> _Set problem_
Repeat each line of the material below exactly as it appears, minus any pictures.

> _Task material_
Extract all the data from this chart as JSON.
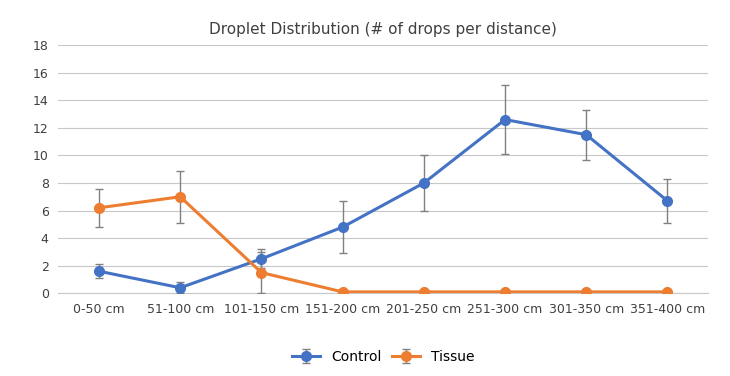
{
  "title": "Droplet Distribution (# of drops per distance)",
  "categories": [
    "0-50 cm",
    "51-100 cm",
    "101-150 cm",
    "151-200 cm",
    "201-250 cm",
    "251-300 cm",
    "301-350 cm",
    "351-400 cm"
  ],
  "control_values": [
    1.6,
    0.4,
    2.5,
    4.8,
    8.0,
    12.6,
    11.5,
    6.7
  ],
  "control_errors": [
    0.5,
    0.4,
    0.7,
    1.9,
    2.0,
    2.5,
    1.8,
    1.6
  ],
  "tissue_values": [
    6.2,
    7.0,
    1.5,
    0.1,
    0.1,
    0.1,
    0.1,
    0.1
  ],
  "tissue_errors": [
    1.4,
    1.9,
    1.5,
    0.15,
    0.15,
    0.15,
    0.15,
    0.15
  ],
  "control_color": "#4472C4",
  "tissue_color": "#ED7D31",
  "errorbar_color": "#808080",
  "ylim": [
    0,
    18
  ],
  "yticks": [
    0,
    2,
    4,
    6,
    8,
    10,
    12,
    14,
    16,
    18
  ],
  "legend_labels": [
    "Control",
    "Tissue"
  ],
  "background_color": "#ffffff",
  "grid_color": "#c8c8c8",
  "title_fontsize": 11,
  "tick_fontsize": 9
}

> _Correct response_
Extract all the data from this chart as JSON.
{
  "title": "Droplet Distribution (# of drops per distance)",
  "categories": [
    "0-50 cm",
    "51-100 cm",
    "101-150 cm",
    "151-200 cm",
    "201-250 cm",
    "251-300 cm",
    "301-350 cm",
    "351-400 cm"
  ],
  "control_values": [
    1.6,
    0.4,
    2.5,
    4.8,
    8.0,
    12.6,
    11.5,
    6.7
  ],
  "control_errors": [
    0.5,
    0.4,
    0.7,
    1.9,
    2.0,
    2.5,
    1.8,
    1.6
  ],
  "tissue_values": [
    6.2,
    7.0,
    1.5,
    0.1,
    0.1,
    0.1,
    0.1,
    0.1
  ],
  "tissue_errors": [
    1.4,
    1.9,
    1.5,
    0.15,
    0.15,
    0.15,
    0.15,
    0.15
  ],
  "control_color": "#4472C4",
  "tissue_color": "#ED7D31",
  "errorbar_color": "#808080",
  "ylim": [
    0,
    18
  ],
  "yticks": [
    0,
    2,
    4,
    6,
    8,
    10,
    12,
    14,
    16,
    18
  ],
  "legend_labels": [
    "Control",
    "Tissue"
  ],
  "background_color": "#ffffff",
  "grid_color": "#c8c8c8",
  "title_fontsize": 11,
  "tick_fontsize": 9
}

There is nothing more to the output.